◆ Task instructions ◆
Determine how many lines below hold the string "title". Reply with the number alone.

◆ Entries provided ◆
--- START ---
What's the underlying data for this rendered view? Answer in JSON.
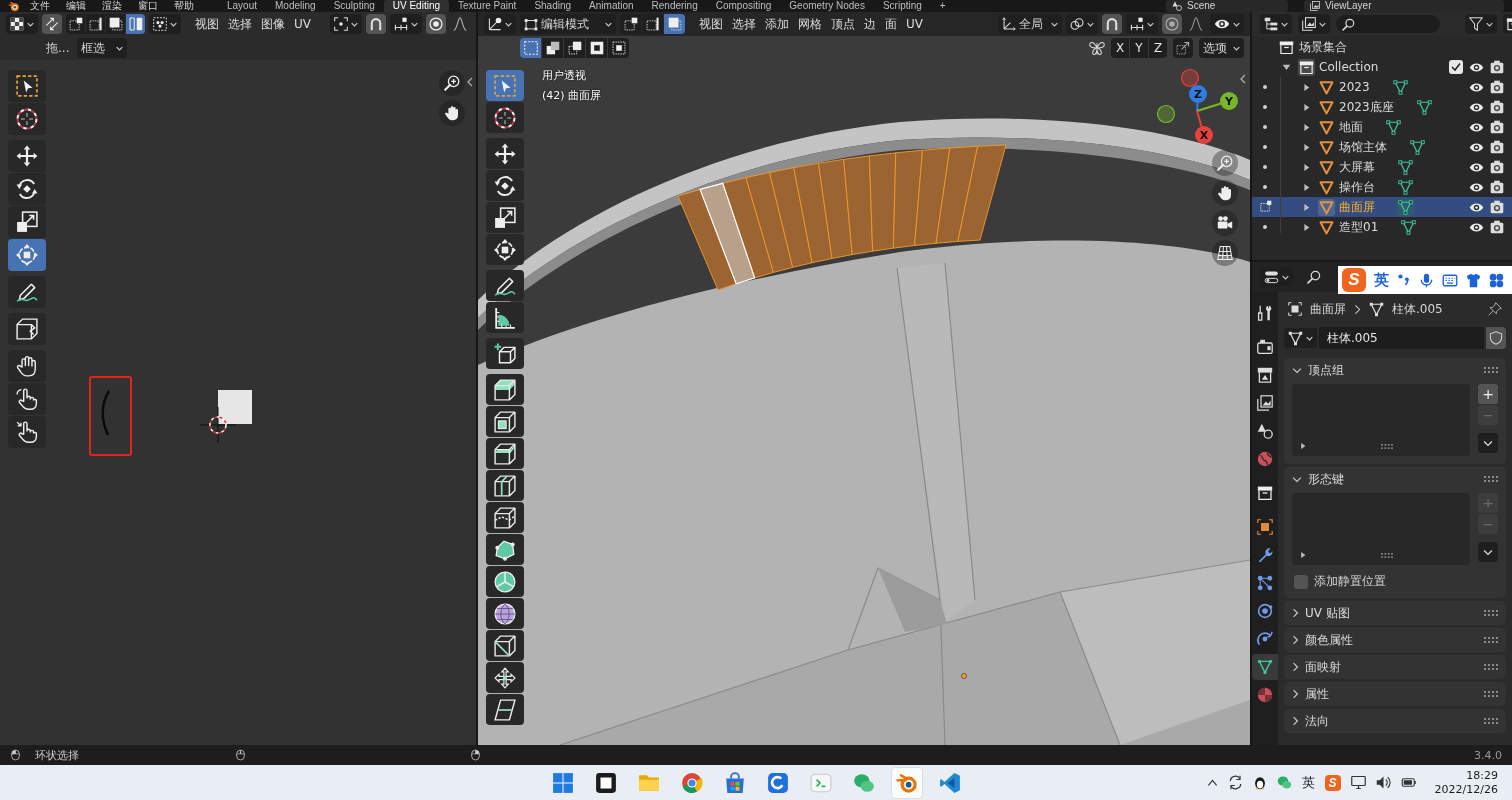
{
  "top_bar": {
    "menus": [
      "文件",
      "编辑",
      "渲染",
      "窗口",
      "帮助"
    ],
    "workspaces": [
      {
        "label": "Layout",
        "selected": false
      },
      {
        "label": "Modeling",
        "selected": false
      },
      {
        "label": "Sculpting",
        "selected": false
      },
      {
        "label": "UV Editing",
        "selected": true
      },
      {
        "label": "Texture Paint",
        "selected": false
      },
      {
        "label": "Shading",
        "selected": false
      },
      {
        "label": "Animation",
        "selected": false
      },
      {
        "label": "Rendering",
        "selected": false
      },
      {
        "label": "Compositing",
        "selected": false
      },
      {
        "label": "Geometry Nodes",
        "selected": false
      },
      {
        "label": "Scripting",
        "selected": false
      }
    ],
    "add_workspace": "+",
    "scene": "Scene",
    "view_layer": "ViewLayer"
  },
  "uv_editor": {
    "header": {
      "select_modes": [
        {
          "kind": "vertex",
          "selected": false
        },
        {
          "kind": "edge",
          "selected": false
        },
        {
          "kind": "face",
          "selected": false
        },
        {
          "kind": "island",
          "selected": true
        }
      ],
      "menus": [
        "视图",
        "选择",
        "图像",
        "UV"
      ]
    },
    "tool_settings": {
      "label": "拖...",
      "select_mode": "框选"
    },
    "tool_groups": [
      [
        {
          "kind": "select",
          "selected": false
        },
        {
          "kind": "cursor",
          "selected": false
        }
      ],
      [
        {
          "kind": "move",
          "selected": false
        },
        {
          "kind": "rotate",
          "selected": false
        },
        {
          "kind": "scale",
          "selected": false
        },
        {
          "kind": "transform",
          "selected": true
        }
      ],
      [
        {
          "kind": "annotate",
          "selected": false
        }
      ],
      [
        {
          "kind": "rip",
          "selected": false
        }
      ],
      [
        {
          "kind": "grab",
          "selected": false
        },
        {
          "kind": "relax",
          "selected": false
        },
        {
          "kind": "pinch",
          "selected": false
        }
      ]
    ]
  },
  "viewport": {
    "header": {
      "mode": "编辑模式",
      "select_modes": [
        {
          "kind": "vertex",
          "selected": false
        },
        {
          "kind": "edge",
          "selected": false
        },
        {
          "kind": "face",
          "selected": true
        }
      ],
      "menus": [
        "视图",
        "选择",
        "添加",
        "网格",
        "顶点",
        "边",
        "面",
        "UV"
      ],
      "orientation": "全局"
    },
    "tool_settings": {
      "select_ops": [
        {
          "kind": "set",
          "selected": true
        },
        {
          "kind": "extend",
          "selected": false
        },
        {
          "kind": "subtract",
          "selected": false
        },
        {
          "kind": "invert",
          "selected": false
        },
        {
          "kind": "intersect",
          "selected": false
        }
      ],
      "mirror_axes": [
        {
          "label": "X",
          "on": false
        },
        {
          "label": "Y",
          "on": false
        },
        {
          "label": "Z",
          "on": false
        }
      ],
      "options": "选项"
    },
    "overlay": {
      "view": "用户透视",
      "object": "(42) 曲面屏"
    },
    "gizmo": [
      {
        "label": "Z",
        "color": "#2f7ee6"
      },
      {
        "label": "Y",
        "color": "#76b82a"
      },
      {
        "label": "X",
        "color": "#e8403b"
      }
    ],
    "tool_groups": [
      [
        {
          "kind": "select",
          "selected": true
        },
        {
          "kind": "cursor",
          "selected": false
        }
      ],
      [
        {
          "kind": "move",
          "selected": false
        },
        {
          "kind": "rotate",
          "selected": false
        },
        {
          "kind": "scale",
          "selected": false
        },
        {
          "kind": "transform",
          "selected": false
        }
      ],
      [
        {
          "kind": "annotate",
          "selected": false
        },
        {
          "kind": "measure",
          "selected": false
        }
      ],
      [
        {
          "kind": "addcube",
          "selected": false
        }
      ],
      [
        {
          "kind": "extrude",
          "selected": false
        },
        {
          "kind": "inset",
          "selected": false
        },
        {
          "kind": "bevel",
          "selected": false
        },
        {
          "kind": "loopcut",
          "selected": false
        },
        {
          "kind": "knife",
          "selected": false
        },
        {
          "kind": "polybuild",
          "selected": false
        },
        {
          "kind": "spin",
          "selected": false
        },
        {
          "kind": "smooth",
          "selected": false
        },
        {
          "kind": "slide",
          "selected": false
        },
        {
          "kind": "shrink",
          "selected": false
        },
        {
          "kind": "shear",
          "selected": false
        }
      ]
    ]
  },
  "outliner": {
    "tree": [
      {
        "kind": "scene_collection",
        "label": "场景集合",
        "selected": false,
        "children": [
          {
            "kind": "collection",
            "label": "Collection",
            "selected": false,
            "expanded": true,
            "checked": true,
            "children": [
              {
                "kind": "mesh",
                "label": "2023",
                "selected": false,
                "expanded": false,
                "editing": false
              },
              {
                "kind": "mesh",
                "label": "2023底座",
                "selected": false,
                "expanded": false,
                "editing": false
              },
              {
                "kind": "mesh",
                "label": "地面",
                "selected": false,
                "expanded": false,
                "editing": false
              },
              {
                "kind": "mesh",
                "label": "场馆主体",
                "selected": false,
                "expanded": false,
                "editing": false
              },
              {
                "kind": "mesh",
                "label": "大屏幕",
                "selected": false,
                "expanded": false,
                "editing": false
              },
              {
                "kind": "mesh",
                "label": "操作台",
                "selected": false,
                "expanded": false,
                "editing": false
              },
              {
                "kind": "mesh",
                "label": "曲面屏",
                "selected": true,
                "expanded": false,
                "editing": true
              },
              {
                "kind": "mesh",
                "label": "造型01",
                "selected": false,
                "expanded": false,
                "editing": false
              }
            ]
          }
        ]
      }
    ]
  },
  "properties": {
    "tab_groups": [
      [
        {
          "kind": "tool",
          "selected": false
        }
      ],
      [
        {
          "kind": "render",
          "selected": false
        },
        {
          "kind": "output",
          "selected": false
        },
        {
          "kind": "view_layer",
          "selected": false
        },
        {
          "kind": "scene",
          "selected": false
        },
        {
          "kind": "world",
          "selected": false
        }
      ],
      [
        {
          "kind": "collection",
          "selected": false
        }
      ],
      [
        {
          "kind": "object",
          "selected": false
        },
        {
          "kind": "modifiers",
          "selected": false
        },
        {
          "kind": "particles",
          "selected": false
        },
        {
          "kind": "physics",
          "selected": false
        },
        {
          "kind": "constraints",
          "selected": false
        },
        {
          "kind": "data",
          "selected": true
        },
        {
          "kind": "material",
          "selected": false
        }
      ]
    ],
    "breadcrumb": [
      "曲面屏",
      "柱体.005"
    ],
    "datablock": "柱体.005",
    "panels": [
      {
        "title": "顶点组",
        "expanded": true,
        "add": {
          "label": "+",
          "disabled": false
        },
        "remove": {
          "label": "−",
          "disabled": true
        }
      },
      {
        "title": "形态键",
        "expanded": true,
        "add": {
          "label": "+",
          "disabled": true
        },
        "remove": {
          "label": "−",
          "disabled": true
        },
        "checkbox": {
          "label": "添加静置位置",
          "checked": false
        }
      },
      {
        "title": "UV 贴图",
        "expanded": false
      },
      {
        "title": "颜色属性",
        "expanded": false
      },
      {
        "title": "面映射",
        "expanded": false
      },
      {
        "title": "属性",
        "expanded": false
      },
      {
        "title": "法向",
        "expanded": false
      }
    ]
  },
  "ime_toolbar": {
    "logo": "S",
    "language": "英"
  },
  "status_bar": {
    "hint": "环状选择",
    "version": "3.4.0"
  },
  "taskbar": {
    "apps": [
      {
        "kind": "start",
        "selected": false
      },
      {
        "kind": "square",
        "selected": false
      },
      {
        "kind": "folder",
        "selected": false
      },
      {
        "kind": "browser",
        "selected": false
      },
      {
        "kind": "store",
        "selected": false
      },
      {
        "kind": "tile",
        "selected": false
      },
      {
        "kind": "terminal",
        "selected": false
      },
      {
        "kind": "chat",
        "selected": false
      },
      {
        "kind": "orbit",
        "selected": true
      },
      {
        "kind": "ribbon",
        "selected": false
      }
    ],
    "tray_language": "英",
    "tray_logo": "S",
    "time": "18:29",
    "date": "2022/12/26"
  }
}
--- END ---
◆ Completed task ◆
7